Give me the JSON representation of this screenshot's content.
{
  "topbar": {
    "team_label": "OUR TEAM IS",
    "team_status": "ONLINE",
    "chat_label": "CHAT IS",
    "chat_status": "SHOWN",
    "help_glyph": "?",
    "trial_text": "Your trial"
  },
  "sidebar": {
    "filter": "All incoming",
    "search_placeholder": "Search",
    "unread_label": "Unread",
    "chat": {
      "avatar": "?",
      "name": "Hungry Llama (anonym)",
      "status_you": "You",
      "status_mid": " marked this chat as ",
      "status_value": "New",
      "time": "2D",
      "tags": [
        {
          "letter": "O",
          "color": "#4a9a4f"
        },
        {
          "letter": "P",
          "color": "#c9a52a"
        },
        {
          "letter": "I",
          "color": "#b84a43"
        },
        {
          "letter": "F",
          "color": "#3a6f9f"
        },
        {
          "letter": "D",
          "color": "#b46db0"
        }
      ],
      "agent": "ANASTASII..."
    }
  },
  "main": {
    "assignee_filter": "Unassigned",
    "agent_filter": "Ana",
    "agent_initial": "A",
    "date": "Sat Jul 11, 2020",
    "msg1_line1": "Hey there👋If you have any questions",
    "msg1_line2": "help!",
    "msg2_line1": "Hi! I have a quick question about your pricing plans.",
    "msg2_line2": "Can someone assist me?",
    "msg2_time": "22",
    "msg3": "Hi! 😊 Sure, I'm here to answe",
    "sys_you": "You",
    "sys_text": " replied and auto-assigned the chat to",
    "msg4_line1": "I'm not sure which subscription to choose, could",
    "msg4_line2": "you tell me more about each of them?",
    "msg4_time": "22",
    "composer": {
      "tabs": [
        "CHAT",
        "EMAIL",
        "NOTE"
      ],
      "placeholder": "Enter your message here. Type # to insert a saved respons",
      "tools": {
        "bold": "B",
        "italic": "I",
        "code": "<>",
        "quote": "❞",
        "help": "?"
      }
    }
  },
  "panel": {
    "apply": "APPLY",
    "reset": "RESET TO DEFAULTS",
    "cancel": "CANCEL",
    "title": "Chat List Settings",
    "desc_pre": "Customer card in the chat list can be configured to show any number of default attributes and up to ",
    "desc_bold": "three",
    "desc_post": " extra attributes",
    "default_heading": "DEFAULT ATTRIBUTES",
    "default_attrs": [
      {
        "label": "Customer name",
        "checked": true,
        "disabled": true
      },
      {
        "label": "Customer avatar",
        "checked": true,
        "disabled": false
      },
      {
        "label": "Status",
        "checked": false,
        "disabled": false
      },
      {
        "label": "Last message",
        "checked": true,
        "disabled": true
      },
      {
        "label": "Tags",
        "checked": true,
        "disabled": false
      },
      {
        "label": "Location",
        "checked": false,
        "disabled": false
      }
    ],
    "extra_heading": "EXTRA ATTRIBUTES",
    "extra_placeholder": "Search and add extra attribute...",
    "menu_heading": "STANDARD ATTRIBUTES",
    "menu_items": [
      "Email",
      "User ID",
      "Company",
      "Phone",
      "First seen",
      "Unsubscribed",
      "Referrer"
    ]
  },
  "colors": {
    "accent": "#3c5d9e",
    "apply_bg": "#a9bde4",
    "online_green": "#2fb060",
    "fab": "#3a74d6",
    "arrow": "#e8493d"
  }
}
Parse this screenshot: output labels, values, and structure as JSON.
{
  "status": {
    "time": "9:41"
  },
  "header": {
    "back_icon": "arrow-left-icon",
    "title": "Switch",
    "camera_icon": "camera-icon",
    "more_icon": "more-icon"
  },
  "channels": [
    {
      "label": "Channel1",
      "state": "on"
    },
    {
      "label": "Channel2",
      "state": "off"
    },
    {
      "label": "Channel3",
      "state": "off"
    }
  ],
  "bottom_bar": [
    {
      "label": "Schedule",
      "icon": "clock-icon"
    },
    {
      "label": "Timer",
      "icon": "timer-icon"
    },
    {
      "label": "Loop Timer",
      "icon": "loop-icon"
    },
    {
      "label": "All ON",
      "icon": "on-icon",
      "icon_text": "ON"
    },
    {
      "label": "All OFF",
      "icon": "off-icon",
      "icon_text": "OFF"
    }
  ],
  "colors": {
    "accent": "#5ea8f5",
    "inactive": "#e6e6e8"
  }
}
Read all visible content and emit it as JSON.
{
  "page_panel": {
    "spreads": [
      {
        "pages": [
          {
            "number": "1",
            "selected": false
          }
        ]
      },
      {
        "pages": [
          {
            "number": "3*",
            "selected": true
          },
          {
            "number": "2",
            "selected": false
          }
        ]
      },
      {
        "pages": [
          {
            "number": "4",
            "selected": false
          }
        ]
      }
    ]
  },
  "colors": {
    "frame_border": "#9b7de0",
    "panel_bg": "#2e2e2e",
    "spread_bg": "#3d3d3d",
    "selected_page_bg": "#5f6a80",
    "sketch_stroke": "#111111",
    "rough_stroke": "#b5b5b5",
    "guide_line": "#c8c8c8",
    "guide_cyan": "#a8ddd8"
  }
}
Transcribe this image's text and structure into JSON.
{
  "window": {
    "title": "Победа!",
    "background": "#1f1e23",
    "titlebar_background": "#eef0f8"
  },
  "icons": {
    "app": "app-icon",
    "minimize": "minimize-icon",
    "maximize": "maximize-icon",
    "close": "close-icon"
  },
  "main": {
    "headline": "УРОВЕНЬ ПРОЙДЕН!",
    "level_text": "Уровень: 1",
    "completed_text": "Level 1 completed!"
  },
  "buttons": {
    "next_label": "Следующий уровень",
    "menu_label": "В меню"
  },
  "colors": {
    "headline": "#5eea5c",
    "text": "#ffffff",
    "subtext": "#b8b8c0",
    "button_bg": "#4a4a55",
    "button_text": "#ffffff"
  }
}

[Exercise aim] Within the records, how many lines include "content"? The answer is the number and nothing else.

[Task result] 2